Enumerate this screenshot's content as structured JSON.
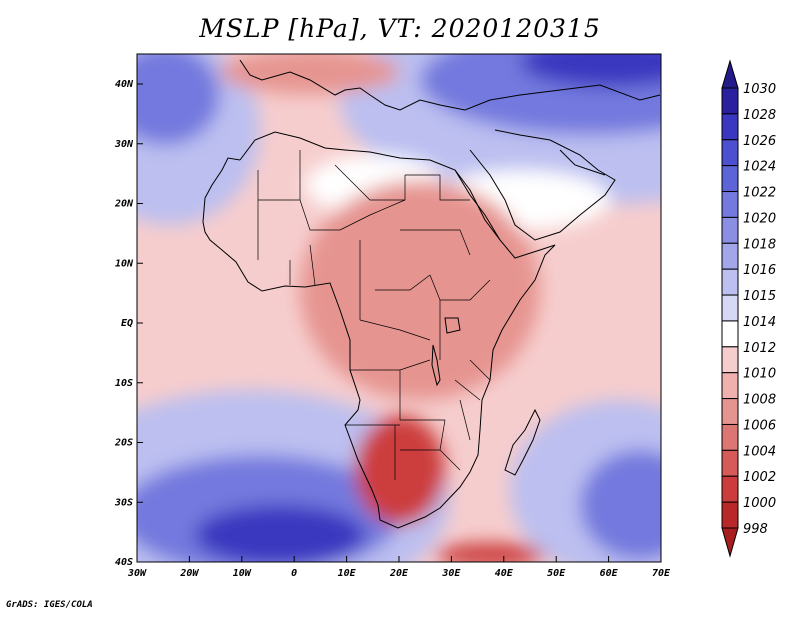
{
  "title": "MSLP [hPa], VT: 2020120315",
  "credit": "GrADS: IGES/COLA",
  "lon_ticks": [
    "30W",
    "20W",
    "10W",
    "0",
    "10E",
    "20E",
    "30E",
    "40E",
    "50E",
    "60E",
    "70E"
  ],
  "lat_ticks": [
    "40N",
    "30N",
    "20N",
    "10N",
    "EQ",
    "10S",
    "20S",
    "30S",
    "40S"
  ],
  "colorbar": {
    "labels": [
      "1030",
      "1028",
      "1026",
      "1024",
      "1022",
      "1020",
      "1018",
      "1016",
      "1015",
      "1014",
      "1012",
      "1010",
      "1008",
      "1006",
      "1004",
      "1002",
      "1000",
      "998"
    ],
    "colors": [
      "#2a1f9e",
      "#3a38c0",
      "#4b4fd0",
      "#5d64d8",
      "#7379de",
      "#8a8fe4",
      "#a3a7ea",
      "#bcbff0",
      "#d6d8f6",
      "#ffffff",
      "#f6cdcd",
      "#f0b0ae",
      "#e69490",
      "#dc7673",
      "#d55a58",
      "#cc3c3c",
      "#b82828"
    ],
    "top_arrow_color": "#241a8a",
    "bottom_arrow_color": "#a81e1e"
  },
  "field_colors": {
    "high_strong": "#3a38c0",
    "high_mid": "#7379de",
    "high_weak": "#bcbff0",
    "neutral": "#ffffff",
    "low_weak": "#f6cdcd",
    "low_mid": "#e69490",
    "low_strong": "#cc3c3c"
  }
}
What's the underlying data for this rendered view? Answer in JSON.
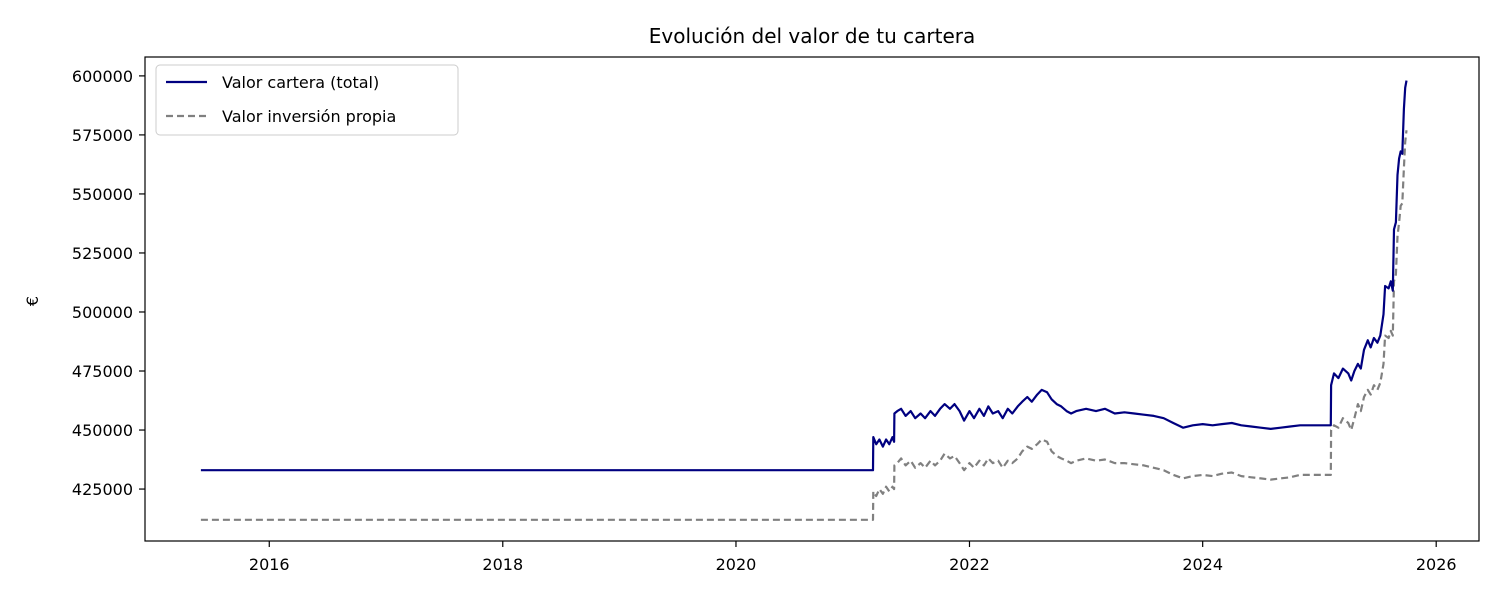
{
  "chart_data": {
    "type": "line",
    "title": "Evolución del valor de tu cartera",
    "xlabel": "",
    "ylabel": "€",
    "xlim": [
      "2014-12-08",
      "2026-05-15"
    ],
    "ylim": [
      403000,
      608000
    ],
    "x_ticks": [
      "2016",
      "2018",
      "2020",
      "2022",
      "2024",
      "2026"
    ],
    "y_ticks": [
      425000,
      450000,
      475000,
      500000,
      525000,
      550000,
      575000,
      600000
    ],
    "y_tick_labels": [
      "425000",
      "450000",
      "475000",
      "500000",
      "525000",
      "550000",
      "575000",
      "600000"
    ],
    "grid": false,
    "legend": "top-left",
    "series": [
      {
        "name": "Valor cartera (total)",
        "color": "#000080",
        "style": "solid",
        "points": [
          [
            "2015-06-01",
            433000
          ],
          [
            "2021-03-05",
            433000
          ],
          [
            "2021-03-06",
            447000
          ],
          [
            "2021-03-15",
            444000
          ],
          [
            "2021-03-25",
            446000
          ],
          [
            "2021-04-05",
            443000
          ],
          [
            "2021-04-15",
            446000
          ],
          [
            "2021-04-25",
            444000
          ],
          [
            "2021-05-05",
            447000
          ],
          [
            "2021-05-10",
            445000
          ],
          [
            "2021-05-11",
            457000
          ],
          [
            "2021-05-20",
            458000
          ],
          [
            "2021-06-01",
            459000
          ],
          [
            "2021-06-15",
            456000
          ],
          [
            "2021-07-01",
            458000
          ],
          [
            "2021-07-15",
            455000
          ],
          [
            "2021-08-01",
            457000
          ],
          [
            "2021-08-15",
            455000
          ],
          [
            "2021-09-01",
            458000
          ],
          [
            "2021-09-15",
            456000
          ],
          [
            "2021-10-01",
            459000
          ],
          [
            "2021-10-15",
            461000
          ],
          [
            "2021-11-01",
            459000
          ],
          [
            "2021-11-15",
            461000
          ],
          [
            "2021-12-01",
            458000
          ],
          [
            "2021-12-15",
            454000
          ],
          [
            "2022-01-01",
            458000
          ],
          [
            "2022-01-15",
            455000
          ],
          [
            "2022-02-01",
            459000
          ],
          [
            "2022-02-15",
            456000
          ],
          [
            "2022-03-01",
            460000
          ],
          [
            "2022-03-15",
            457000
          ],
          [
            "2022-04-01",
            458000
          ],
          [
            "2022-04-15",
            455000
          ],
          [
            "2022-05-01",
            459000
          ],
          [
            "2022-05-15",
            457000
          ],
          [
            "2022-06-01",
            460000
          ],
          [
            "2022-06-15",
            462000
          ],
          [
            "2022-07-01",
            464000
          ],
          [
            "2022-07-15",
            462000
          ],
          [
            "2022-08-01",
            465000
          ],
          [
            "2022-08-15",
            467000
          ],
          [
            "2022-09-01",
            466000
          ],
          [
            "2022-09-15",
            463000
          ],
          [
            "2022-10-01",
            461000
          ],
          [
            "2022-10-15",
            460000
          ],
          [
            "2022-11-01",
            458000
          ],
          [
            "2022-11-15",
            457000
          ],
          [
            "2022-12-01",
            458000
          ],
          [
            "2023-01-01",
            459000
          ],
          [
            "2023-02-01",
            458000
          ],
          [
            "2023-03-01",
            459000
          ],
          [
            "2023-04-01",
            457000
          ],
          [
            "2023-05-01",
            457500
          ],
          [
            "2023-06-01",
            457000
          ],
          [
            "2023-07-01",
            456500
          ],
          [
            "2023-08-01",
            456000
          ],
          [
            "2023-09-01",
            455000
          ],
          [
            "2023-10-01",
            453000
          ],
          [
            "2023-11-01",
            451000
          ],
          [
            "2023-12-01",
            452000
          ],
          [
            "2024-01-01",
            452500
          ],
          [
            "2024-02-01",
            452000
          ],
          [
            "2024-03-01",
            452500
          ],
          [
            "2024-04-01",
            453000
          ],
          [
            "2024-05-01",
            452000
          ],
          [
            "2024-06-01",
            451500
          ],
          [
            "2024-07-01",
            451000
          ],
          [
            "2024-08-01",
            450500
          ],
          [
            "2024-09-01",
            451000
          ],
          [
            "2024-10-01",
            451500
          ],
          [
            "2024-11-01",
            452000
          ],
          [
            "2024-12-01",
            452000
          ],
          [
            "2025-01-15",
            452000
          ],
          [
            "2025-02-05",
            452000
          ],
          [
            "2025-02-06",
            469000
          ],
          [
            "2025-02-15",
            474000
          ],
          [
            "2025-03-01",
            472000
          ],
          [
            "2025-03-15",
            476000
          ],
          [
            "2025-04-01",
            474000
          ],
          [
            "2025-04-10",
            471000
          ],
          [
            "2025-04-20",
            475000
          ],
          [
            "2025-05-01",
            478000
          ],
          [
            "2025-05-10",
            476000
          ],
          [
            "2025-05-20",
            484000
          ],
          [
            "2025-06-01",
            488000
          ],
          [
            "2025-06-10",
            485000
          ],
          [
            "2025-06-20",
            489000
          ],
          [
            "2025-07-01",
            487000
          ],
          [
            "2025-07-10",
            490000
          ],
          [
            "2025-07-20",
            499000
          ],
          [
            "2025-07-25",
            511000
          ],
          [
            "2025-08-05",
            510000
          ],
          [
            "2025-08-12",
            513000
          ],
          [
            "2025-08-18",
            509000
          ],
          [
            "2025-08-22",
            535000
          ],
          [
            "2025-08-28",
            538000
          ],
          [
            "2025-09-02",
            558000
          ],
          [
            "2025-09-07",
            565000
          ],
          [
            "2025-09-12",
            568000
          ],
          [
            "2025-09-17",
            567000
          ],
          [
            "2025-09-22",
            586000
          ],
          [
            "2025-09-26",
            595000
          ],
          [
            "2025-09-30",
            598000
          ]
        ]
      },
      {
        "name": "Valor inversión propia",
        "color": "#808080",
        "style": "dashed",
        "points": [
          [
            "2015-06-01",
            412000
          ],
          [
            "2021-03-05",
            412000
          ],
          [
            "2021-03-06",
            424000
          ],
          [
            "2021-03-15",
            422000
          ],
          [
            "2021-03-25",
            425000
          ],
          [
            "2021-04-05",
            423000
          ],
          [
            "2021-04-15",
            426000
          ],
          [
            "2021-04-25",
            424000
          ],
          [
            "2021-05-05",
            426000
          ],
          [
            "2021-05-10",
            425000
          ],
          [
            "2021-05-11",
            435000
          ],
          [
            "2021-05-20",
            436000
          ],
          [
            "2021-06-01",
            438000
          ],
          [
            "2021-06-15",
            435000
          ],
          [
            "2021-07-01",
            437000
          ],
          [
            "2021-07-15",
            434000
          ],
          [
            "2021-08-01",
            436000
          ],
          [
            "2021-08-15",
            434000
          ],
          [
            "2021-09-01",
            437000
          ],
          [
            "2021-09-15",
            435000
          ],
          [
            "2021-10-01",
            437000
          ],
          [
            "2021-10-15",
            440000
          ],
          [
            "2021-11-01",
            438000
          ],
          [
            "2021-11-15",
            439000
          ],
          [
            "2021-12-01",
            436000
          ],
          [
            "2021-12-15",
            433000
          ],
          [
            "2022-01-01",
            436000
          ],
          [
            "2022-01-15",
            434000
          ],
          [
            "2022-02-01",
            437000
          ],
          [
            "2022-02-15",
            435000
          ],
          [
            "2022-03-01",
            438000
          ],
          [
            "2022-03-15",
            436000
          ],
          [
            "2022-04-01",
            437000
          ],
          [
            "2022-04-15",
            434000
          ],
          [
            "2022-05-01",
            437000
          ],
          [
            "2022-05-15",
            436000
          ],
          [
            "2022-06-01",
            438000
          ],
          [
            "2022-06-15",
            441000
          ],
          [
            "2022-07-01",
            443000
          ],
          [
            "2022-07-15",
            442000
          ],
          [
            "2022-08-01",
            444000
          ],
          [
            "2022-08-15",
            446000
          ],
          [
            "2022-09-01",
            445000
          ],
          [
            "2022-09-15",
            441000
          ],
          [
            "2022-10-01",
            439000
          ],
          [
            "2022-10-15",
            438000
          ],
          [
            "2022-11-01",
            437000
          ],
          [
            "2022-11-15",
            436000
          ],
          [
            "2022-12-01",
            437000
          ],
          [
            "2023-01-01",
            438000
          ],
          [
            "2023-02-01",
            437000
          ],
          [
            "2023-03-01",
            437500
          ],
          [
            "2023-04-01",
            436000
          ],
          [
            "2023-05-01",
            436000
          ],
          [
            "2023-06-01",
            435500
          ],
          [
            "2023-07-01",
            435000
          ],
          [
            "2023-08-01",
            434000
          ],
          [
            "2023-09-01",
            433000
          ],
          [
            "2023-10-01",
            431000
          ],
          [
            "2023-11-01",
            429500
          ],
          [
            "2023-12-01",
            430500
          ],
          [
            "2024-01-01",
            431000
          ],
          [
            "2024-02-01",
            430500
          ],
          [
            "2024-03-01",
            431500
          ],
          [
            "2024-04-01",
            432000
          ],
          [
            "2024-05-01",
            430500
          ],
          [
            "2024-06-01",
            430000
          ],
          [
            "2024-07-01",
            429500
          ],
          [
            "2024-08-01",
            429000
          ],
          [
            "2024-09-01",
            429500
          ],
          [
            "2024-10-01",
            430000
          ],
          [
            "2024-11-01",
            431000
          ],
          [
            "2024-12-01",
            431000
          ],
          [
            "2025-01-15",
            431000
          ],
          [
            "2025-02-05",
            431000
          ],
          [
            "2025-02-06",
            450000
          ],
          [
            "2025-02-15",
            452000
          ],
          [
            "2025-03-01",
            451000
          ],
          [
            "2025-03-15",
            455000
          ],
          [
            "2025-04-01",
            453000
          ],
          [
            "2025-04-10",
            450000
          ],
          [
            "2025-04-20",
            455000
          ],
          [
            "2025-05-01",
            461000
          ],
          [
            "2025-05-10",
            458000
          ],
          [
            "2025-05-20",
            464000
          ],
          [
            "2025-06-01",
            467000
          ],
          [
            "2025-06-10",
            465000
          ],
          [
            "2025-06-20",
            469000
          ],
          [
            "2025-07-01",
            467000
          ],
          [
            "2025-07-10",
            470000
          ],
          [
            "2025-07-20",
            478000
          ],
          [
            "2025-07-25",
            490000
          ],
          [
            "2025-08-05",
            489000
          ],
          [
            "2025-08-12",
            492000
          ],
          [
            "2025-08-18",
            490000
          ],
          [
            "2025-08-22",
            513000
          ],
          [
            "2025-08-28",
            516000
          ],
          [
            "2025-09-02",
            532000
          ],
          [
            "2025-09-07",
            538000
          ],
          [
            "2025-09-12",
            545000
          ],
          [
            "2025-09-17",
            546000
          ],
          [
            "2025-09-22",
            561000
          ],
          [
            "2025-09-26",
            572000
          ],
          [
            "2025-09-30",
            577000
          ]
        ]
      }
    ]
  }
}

--

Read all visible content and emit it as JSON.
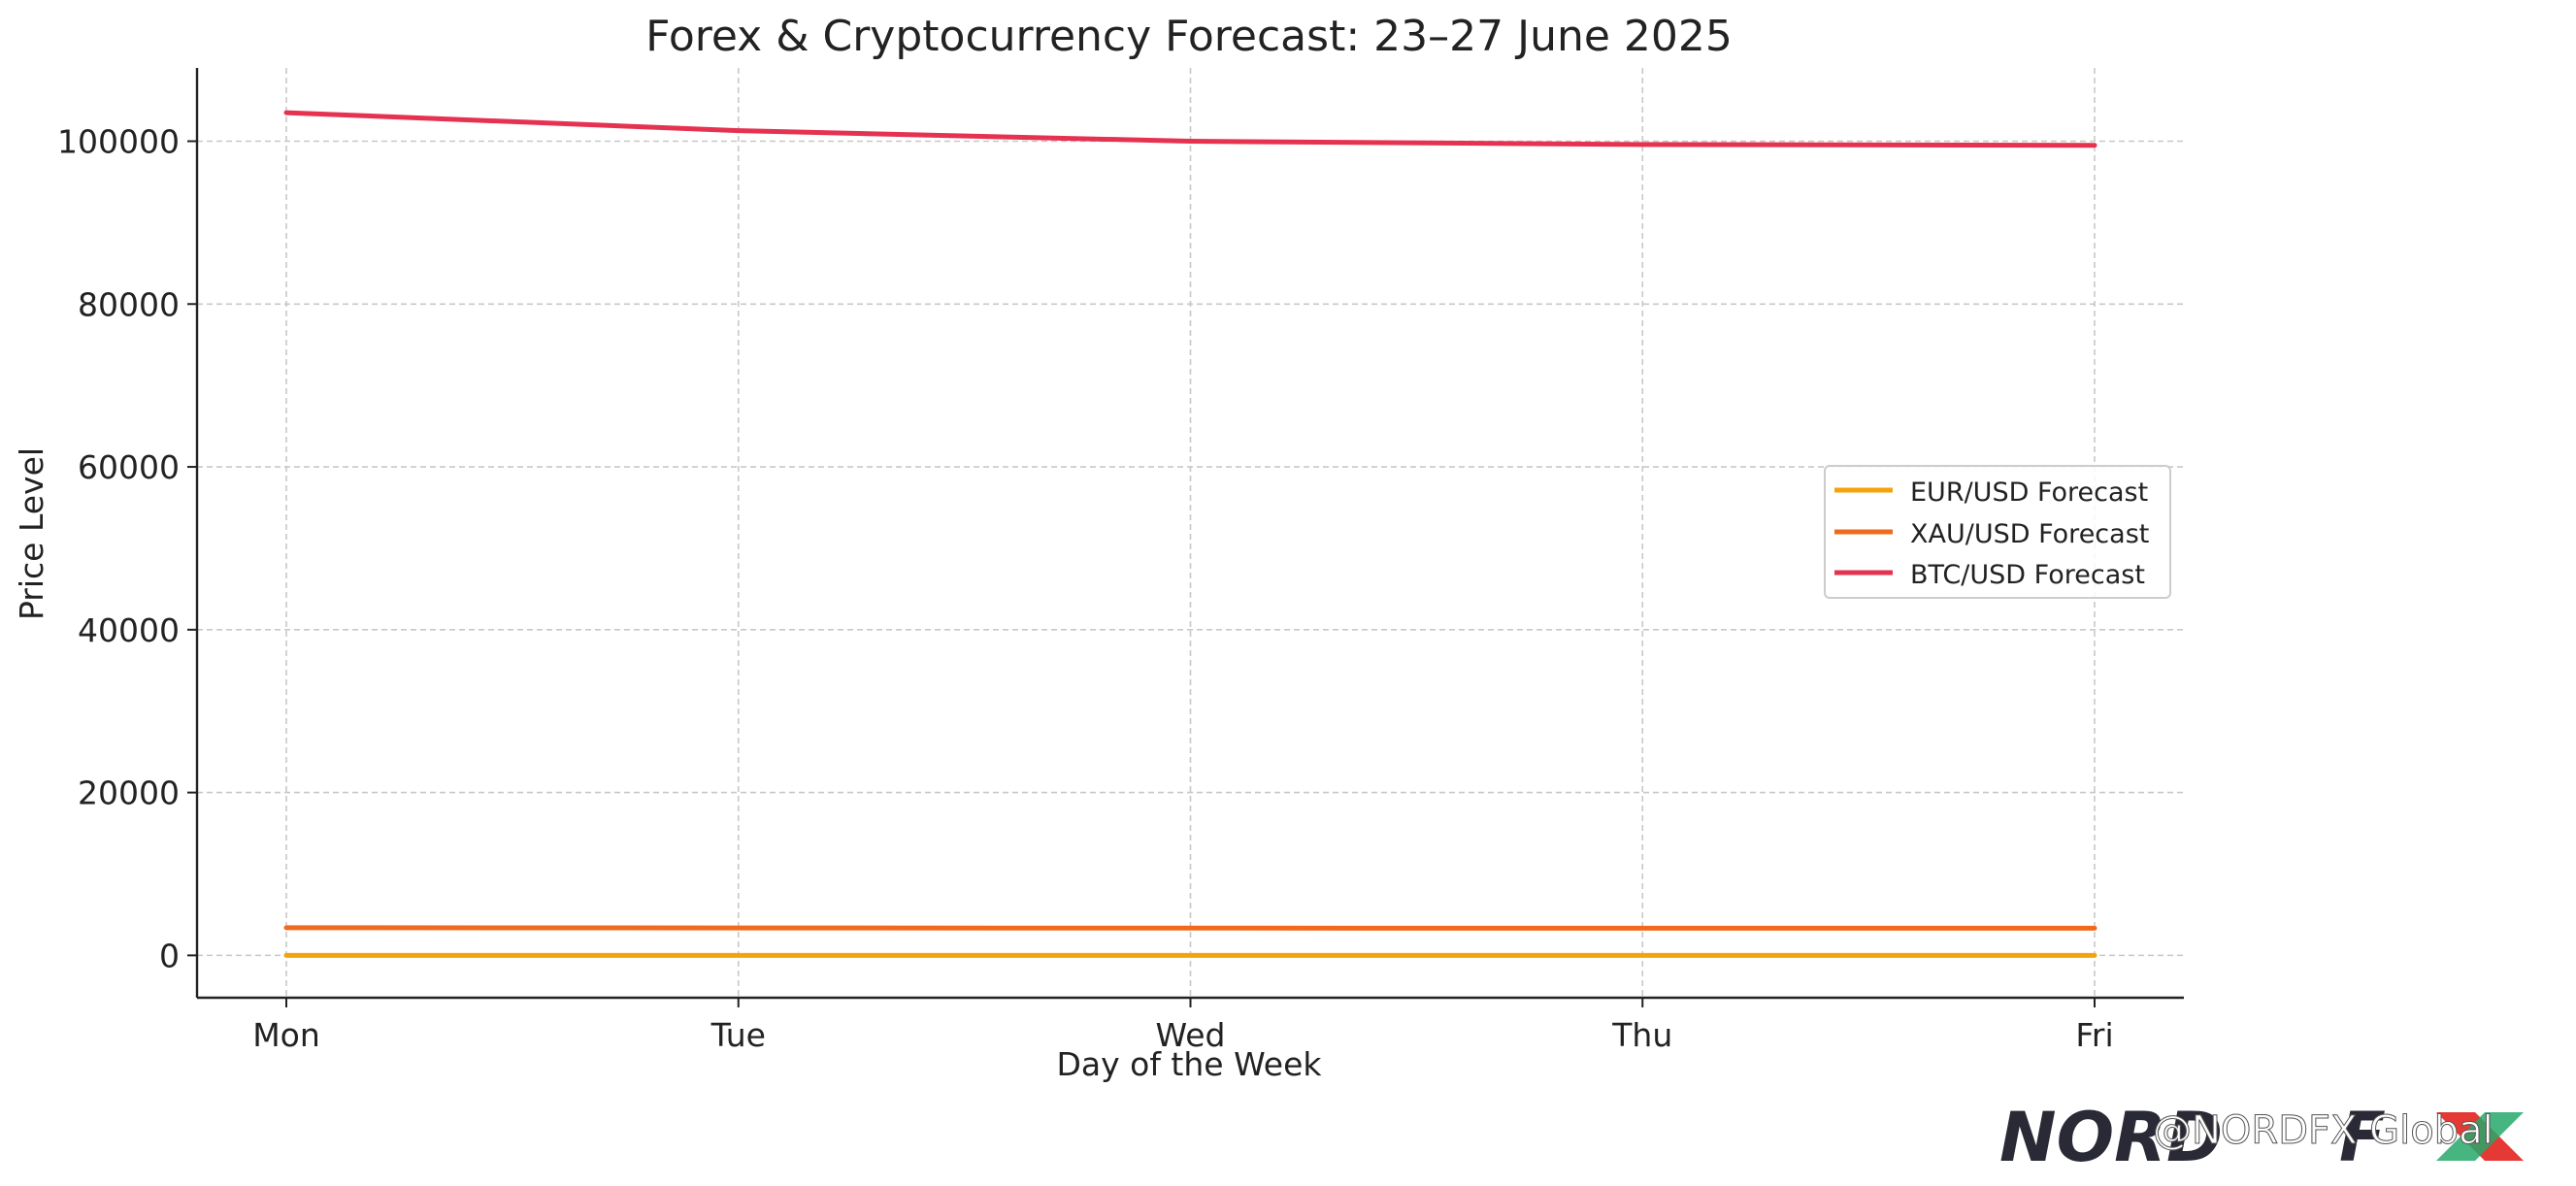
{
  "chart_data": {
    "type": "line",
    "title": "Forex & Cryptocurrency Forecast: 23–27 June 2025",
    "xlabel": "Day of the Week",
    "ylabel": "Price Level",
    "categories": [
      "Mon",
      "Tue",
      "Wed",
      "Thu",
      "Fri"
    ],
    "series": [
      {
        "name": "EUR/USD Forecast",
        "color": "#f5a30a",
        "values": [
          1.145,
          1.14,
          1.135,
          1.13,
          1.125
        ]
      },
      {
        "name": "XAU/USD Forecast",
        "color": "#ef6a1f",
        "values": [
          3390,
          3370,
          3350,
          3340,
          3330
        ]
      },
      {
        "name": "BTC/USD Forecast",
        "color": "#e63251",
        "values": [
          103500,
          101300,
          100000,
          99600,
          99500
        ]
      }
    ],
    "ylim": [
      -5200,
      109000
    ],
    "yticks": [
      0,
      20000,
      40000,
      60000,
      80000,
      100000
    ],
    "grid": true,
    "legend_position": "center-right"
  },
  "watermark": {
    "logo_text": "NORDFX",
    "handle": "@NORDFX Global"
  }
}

Your objective:
Which lines include "JSON"? Copy each of them out.

Output:
Enumerate this screenshot's content as structured JSON.
What's the underlying data for this rendered view? Answer in JSON.
Read all visible content and emit it as JSON.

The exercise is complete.